What this task involves: From the entries below, gather every line containing the string "ylabel".

Supplied information:
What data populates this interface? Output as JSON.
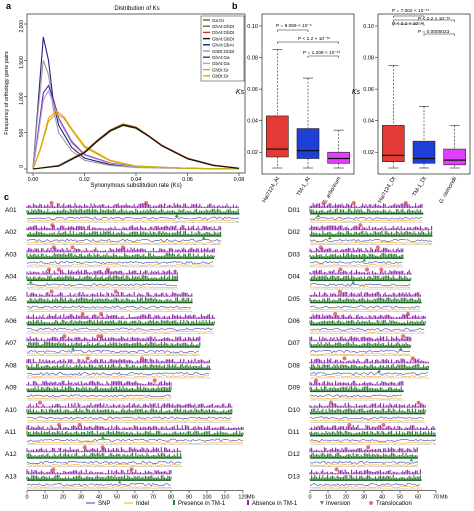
{
  "panel_labels": [
    "a",
    "b",
    "c"
  ],
  "panel_a": {
    "title": "Distribution of Ks",
    "xlabel": "Synonymous substitution rate (Ks)",
    "ylabel": "Frequency of orthology gene pairs",
    "legend": [
      {
        "label": "Ga:Gr",
        "color": "#2e7d32"
      },
      {
        "label": "GhAt:GhDt",
        "color": "#8b6914"
      },
      {
        "label": "GhAt:GbDt",
        "color": "#d32f2f"
      },
      {
        "label": "GbAt:GbDt",
        "color": "#111111"
      },
      {
        "label": "GhAt:GbAt",
        "color": "#1a237e"
      },
      {
        "label": "GhDt:GbDt",
        "color": "#9e9e9e"
      },
      {
        "label": "GhAt:Ga",
        "color": "#6a1b9a"
      },
      {
        "label": "GbAt:Ga",
        "color": "#b39ddb"
      },
      {
        "label": "GhDt:Gr",
        "color": "#ff9800"
      },
      {
        "label": "GbDt:Gr",
        "color": "#c8b400"
      }
    ]
  },
  "chart_data": [
    {
      "type": "line",
      "title": "Distribution of Ks",
      "xlabel": "Synonymous substitution rate (Ks)",
      "ylabel": "Frequency of orthology gene pairs",
      "xlim": [
        0,
        0.08
      ],
      "ylim": [
        0,
        2000
      ],
      "x_ticks": [
        "0.00",
        "0.02",
        "0.04",
        "0.06",
        "0.08"
      ],
      "y_ticks": [
        "0",
        "500",
        "1,000",
        "1,500",
        "2,000"
      ],
      "series": [
        {
          "name": "GhAt:GbAt",
          "color": "#1a237e",
          "x": [
            0,
            0.002,
            0.004,
            0.006,
            0.008,
            0.01,
            0.015,
            0.02,
            0.03,
            0.04,
            0.06,
            0.08
          ],
          "y": [
            0,
            900,
            1820,
            1500,
            900,
            600,
            300,
            150,
            60,
            30,
            10,
            0
          ]
        },
        {
          "name": "GhDt:GbDt",
          "color": "#9e9e9e",
          "x": [
            0,
            0.002,
            0.004,
            0.006,
            0.008,
            0.01,
            0.015,
            0.02,
            0.03,
            0.04,
            0.06,
            0.08
          ],
          "y": [
            0,
            800,
            1500,
            1300,
            800,
            500,
            250,
            120,
            50,
            20,
            8,
            0
          ]
        },
        {
          "name": "GhAt:Ga",
          "color": "#6a1b9a",
          "x": [
            0,
            0.002,
            0.004,
            0.006,
            0.008,
            0.01,
            0.015,
            0.02,
            0.03,
            0.04,
            0.06,
            0.08
          ],
          "y": [
            0,
            500,
            1050,
            1150,
            950,
            700,
            380,
            200,
            80,
            35,
            10,
            0
          ]
        },
        {
          "name": "GbAt:Ga",
          "color": "#b39ddb",
          "x": [
            0,
            0.002,
            0.004,
            0.006,
            0.008,
            0.01,
            0.015,
            0.02,
            0.03,
            0.04,
            0.06,
            0.08
          ],
          "y": [
            0,
            450,
            950,
            1080,
            900,
            680,
            360,
            190,
            75,
            30,
            10,
            0
          ]
        },
        {
          "name": "GhDt:Gr",
          "color": "#ff9800",
          "x": [
            0,
            0.003,
            0.006,
            0.009,
            0.012,
            0.015,
            0.02,
            0.03,
            0.04,
            0.06,
            0.08
          ],
          "y": [
            0,
            300,
            700,
            800,
            720,
            560,
            320,
            120,
            40,
            10,
            0
          ]
        },
        {
          "name": "GbDt:Gr",
          "color": "#c8b400",
          "x": [
            0,
            0.003,
            0.006,
            0.009,
            0.012,
            0.015,
            0.02,
            0.03,
            0.04,
            0.06,
            0.08
          ],
          "y": [
            0,
            280,
            660,
            760,
            700,
            540,
            300,
            110,
            40,
            10,
            0
          ]
        },
        {
          "name": "Ga:Gr",
          "color": "#2e7d32",
          "x": [
            0,
            0.01,
            0.02,
            0.025,
            0.03,
            0.035,
            0.04,
            0.045,
            0.05,
            0.06,
            0.07,
            0.08
          ],
          "y": [
            0,
            40,
            220,
            380,
            520,
            600,
            560,
            450,
            320,
            140,
            50,
            10
          ]
        },
        {
          "name": "GhAt:GhDt",
          "color": "#8b6914",
          "x": [
            0,
            0.01,
            0.02,
            0.025,
            0.03,
            0.035,
            0.04,
            0.045,
            0.05,
            0.06,
            0.07,
            0.08
          ],
          "y": [
            0,
            50,
            240,
            400,
            540,
            620,
            580,
            460,
            330,
            150,
            55,
            10
          ]
        },
        {
          "name": "GhAt:GbDt",
          "color": "#d32f2f",
          "x": [
            0,
            0.01,
            0.02,
            0.025,
            0.03,
            0.035,
            0.04,
            0.045,
            0.05,
            0.06,
            0.07,
            0.08
          ],
          "y": [
            0,
            45,
            230,
            390,
            530,
            610,
            570,
            455,
            325,
            145,
            52,
            10
          ]
        },
        {
          "name": "GbAt:GbDt",
          "color": "#111111",
          "x": [
            0,
            0.01,
            0.02,
            0.025,
            0.03,
            0.035,
            0.04,
            0.045,
            0.05,
            0.06,
            0.07,
            0.08
          ],
          "y": [
            0,
            42,
            225,
            385,
            525,
            605,
            565,
            450,
            320,
            142,
            50,
            10
          ]
        }
      ]
    },
    {
      "type": "box",
      "ylabel": "Ks",
      "ylim": [
        0.01,
        0.1
      ],
      "y_ticks": [
        "0.02",
        "0.04",
        "0.06",
        "0.08",
        "0.10"
      ],
      "categories": [
        "Hai7124_At",
        "TM-1_At",
        "G. arboreum"
      ],
      "boxes": [
        {
          "name": "Hai7124_At",
          "color": "#e53935",
          "min": 0.01,
          "q1": 0.017,
          "median": 0.022,
          "q3": 0.043,
          "max": 0.085
        },
        {
          "name": "TM-1_At",
          "color": "#1e40d8",
          "min": 0.01,
          "q1": 0.016,
          "median": 0.021,
          "q3": 0.035,
          "max": 0.067
        },
        {
          "name": "G. arboreum",
          "color": "#e040fb",
          "min": 0.01,
          "q1": 0.013,
          "median": 0.016,
          "q3": 0.02,
          "max": 0.034
        }
      ],
      "annotations": [
        "P = 9.059 × 10⁻⁶",
        "P < 2.2 × 10⁻¹⁶",
        "P = 1.209 × 10⁻¹²"
      ]
    },
    {
      "type": "box",
      "ylabel": "Ks",
      "ylim": [
        0.01,
        0.1
      ],
      "y_ticks": [
        "0.02",
        "0.04",
        "0.06",
        "0.08",
        "0.10"
      ],
      "categories": [
        "Hai7124_Dt",
        "TM-1_Dt",
        "G. raimondii"
      ],
      "boxes": [
        {
          "name": "Hai7124_Dt",
          "color": "#e53935",
          "min": 0.01,
          "q1": 0.014,
          "median": 0.018,
          "q3": 0.037,
          "max": 0.075
        },
        {
          "name": "TM-1_Dt",
          "color": "#1e40d8",
          "min": 0.01,
          "q1": 0.013,
          "median": 0.016,
          "q3": 0.027,
          "max": 0.049
        },
        {
          "name": "G. raimondii",
          "color": "#e040fb",
          "min": 0.01,
          "q1": 0.012,
          "median": 0.015,
          "q3": 0.022,
          "max": 0.037
        }
      ],
      "annotations": [
        "P = 7.002 × 10⁻¹⁵",
        "P < 2.2 × 10⁻¹⁶",
        "P = 0.0005023",
        "P < 2.2 × 10⁻¹⁶"
      ]
    }
  ],
  "panel_c": {
    "left_chromosomes": [
      "A01",
      "A02",
      "A03",
      "A04",
      "A05",
      "A06",
      "A07",
      "A08",
      "A09",
      "A10",
      "A11",
      "A12",
      "A13"
    ],
    "right_chromosomes": [
      "D01",
      "D02",
      "D03",
      "D04",
      "D05",
      "D06",
      "D07",
      "D08",
      "D09",
      "D10",
      "D11",
      "D12",
      "D13"
    ],
    "left_ticks": [
      "0",
      "10",
      "20",
      "30",
      "40",
      "50",
      "60",
      "70",
      "80",
      "90",
      "100",
      "110",
      "120"
    ],
    "right_ticks": [
      "0",
      "10",
      "20",
      "30",
      "40",
      "50",
      "60",
      "70"
    ],
    "unit": "Mb",
    "legend": [
      {
        "label": "SNP",
        "color": "#3949ab"
      },
      {
        "label": "Indel",
        "color": "#f9a825"
      },
      {
        "label": "Presence in TM-1",
        "color": "#2e7d32"
      },
      {
        "label": "Absence in TM-1",
        "color": "#8e24aa"
      },
      {
        "label": "Inversion",
        "color": "#43a047"
      },
      {
        "label": "Translocation",
        "color": "#e57373"
      }
    ]
  }
}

Answer:
    "ylabel": "Frequency of orthology gene pairs",
      "ylabel": "Frequency of orthology gene pairs",
      "ylabel": "Ks",
      "ylabel": "Ks",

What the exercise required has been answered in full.